▸ Given instruction:
Look through the material below and count the lines with the string "content". Report only the count.

[BEGIN]

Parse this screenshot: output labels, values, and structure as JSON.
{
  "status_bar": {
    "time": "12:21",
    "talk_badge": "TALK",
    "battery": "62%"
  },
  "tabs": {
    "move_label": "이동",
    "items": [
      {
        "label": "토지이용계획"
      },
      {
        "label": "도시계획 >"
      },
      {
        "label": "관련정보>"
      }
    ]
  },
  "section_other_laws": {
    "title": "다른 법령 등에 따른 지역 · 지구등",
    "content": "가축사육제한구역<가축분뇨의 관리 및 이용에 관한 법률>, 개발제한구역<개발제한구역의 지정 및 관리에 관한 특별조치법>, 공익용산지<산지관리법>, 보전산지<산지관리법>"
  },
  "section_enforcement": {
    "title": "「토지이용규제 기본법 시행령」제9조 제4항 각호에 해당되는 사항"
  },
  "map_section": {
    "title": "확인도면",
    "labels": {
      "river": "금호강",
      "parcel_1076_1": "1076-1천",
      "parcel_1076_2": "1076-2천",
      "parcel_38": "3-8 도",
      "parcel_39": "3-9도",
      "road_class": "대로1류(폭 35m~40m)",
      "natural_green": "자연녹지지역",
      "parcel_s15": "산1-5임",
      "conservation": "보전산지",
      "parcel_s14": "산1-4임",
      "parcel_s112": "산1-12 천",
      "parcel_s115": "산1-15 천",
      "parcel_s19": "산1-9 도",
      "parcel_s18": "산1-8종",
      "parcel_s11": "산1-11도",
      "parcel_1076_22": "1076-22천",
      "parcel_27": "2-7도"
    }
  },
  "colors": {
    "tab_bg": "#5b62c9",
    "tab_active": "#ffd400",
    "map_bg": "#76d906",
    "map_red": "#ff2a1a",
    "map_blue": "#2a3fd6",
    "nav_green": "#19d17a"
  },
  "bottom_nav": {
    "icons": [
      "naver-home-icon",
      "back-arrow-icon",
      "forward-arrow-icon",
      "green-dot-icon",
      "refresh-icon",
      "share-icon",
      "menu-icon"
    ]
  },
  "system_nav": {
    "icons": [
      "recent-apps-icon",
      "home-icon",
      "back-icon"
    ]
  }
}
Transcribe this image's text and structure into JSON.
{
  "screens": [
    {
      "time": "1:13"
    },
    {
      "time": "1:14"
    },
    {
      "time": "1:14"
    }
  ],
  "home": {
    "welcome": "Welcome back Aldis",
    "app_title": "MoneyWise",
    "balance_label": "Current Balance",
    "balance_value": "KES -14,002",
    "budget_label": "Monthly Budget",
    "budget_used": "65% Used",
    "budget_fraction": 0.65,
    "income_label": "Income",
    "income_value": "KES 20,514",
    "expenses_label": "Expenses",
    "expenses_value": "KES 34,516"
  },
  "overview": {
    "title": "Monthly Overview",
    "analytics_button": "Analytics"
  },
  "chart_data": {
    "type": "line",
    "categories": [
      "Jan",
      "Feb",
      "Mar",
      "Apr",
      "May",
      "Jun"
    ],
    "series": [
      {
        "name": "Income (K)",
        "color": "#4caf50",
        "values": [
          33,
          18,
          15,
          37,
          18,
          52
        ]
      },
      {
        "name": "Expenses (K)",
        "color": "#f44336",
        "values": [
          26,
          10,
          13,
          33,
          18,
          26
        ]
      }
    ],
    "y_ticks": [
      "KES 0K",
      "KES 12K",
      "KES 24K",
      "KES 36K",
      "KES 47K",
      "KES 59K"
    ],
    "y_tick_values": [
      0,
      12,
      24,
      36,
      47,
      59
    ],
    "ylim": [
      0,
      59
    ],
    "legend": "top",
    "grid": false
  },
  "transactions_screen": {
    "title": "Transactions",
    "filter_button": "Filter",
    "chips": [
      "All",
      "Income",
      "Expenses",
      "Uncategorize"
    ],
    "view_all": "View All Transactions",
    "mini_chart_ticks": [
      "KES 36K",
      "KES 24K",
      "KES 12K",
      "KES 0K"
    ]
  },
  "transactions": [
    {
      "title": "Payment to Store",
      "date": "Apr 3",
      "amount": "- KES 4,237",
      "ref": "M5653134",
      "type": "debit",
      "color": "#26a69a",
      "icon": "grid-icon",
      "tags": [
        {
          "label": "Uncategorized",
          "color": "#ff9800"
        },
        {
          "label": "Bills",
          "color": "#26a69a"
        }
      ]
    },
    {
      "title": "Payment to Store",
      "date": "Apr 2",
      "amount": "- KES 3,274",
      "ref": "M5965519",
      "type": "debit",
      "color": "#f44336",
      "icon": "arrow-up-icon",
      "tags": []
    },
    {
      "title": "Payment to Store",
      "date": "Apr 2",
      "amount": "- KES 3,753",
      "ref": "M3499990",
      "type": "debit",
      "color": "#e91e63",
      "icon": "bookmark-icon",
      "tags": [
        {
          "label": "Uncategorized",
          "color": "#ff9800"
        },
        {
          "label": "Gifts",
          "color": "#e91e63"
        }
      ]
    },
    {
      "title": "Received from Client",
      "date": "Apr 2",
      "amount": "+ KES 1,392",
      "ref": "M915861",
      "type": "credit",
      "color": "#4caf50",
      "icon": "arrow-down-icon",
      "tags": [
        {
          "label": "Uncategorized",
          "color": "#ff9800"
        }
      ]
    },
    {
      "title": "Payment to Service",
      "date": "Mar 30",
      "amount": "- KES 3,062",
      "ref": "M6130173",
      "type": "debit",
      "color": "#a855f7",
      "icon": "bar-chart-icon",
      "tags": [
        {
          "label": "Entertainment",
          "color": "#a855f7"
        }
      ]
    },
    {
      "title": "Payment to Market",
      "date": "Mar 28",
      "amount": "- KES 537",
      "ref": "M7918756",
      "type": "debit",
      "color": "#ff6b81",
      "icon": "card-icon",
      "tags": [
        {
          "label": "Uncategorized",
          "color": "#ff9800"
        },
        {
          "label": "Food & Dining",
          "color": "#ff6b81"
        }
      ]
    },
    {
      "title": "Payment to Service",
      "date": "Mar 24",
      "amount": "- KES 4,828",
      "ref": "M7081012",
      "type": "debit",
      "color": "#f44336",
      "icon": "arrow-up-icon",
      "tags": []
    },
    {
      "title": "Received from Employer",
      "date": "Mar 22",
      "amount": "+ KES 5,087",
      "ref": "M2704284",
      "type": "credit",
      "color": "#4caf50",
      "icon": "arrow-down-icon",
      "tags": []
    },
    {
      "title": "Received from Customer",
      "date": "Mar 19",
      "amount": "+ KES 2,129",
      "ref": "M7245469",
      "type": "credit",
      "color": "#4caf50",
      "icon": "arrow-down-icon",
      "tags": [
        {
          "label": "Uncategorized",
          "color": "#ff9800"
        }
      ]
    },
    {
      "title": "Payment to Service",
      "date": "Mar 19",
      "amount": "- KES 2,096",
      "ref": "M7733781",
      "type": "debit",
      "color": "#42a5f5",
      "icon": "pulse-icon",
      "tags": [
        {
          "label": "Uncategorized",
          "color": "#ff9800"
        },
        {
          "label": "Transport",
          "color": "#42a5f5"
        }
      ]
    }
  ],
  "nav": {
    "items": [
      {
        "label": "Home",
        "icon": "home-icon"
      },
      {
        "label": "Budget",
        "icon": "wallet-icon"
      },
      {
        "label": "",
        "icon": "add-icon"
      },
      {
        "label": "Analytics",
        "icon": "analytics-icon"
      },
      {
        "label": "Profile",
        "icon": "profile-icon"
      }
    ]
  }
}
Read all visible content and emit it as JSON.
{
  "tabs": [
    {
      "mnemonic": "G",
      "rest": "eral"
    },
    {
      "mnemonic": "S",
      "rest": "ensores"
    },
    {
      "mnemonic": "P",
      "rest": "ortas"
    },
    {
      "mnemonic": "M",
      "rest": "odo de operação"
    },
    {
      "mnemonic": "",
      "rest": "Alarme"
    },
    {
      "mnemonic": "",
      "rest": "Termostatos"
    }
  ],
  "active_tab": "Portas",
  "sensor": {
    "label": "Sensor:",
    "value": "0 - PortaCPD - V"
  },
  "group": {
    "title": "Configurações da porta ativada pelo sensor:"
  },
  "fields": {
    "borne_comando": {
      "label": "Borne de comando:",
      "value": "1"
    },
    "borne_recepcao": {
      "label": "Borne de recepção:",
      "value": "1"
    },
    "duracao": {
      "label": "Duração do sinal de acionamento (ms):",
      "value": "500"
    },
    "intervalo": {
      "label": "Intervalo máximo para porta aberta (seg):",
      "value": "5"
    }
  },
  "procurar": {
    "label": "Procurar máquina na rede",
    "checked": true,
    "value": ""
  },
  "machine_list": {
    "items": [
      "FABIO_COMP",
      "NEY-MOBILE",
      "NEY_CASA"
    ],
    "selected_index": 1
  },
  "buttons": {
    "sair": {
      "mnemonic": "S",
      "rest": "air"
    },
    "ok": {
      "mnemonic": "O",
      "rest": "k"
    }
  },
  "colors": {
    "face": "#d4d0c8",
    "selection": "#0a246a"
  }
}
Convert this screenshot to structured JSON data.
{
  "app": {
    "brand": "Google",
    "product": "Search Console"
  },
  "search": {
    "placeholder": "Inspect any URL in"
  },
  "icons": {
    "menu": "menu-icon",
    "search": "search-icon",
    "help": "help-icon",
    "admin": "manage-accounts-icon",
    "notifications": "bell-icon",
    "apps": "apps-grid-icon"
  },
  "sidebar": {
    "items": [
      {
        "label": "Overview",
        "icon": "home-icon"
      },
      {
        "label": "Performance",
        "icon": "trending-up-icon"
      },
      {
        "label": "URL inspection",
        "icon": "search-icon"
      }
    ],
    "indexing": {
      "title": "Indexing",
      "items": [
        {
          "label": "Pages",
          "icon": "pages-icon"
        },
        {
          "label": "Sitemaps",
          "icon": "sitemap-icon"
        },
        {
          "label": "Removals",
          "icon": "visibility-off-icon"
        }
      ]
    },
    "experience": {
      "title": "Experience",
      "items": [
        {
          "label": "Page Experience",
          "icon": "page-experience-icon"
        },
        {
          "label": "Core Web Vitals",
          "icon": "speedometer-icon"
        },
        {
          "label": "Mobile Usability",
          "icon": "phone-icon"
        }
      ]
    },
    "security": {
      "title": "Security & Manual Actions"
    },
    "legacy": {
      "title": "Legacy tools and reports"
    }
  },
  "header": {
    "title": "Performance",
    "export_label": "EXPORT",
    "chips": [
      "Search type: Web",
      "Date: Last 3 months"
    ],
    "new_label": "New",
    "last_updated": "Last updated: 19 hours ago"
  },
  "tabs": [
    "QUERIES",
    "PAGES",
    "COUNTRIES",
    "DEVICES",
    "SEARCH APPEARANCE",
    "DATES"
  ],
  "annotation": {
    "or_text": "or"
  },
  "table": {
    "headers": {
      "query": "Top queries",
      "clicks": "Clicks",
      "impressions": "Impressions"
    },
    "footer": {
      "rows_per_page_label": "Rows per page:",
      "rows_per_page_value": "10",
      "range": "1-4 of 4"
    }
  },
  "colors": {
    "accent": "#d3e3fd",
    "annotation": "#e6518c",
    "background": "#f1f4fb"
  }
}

[END]

▸ Reply:
2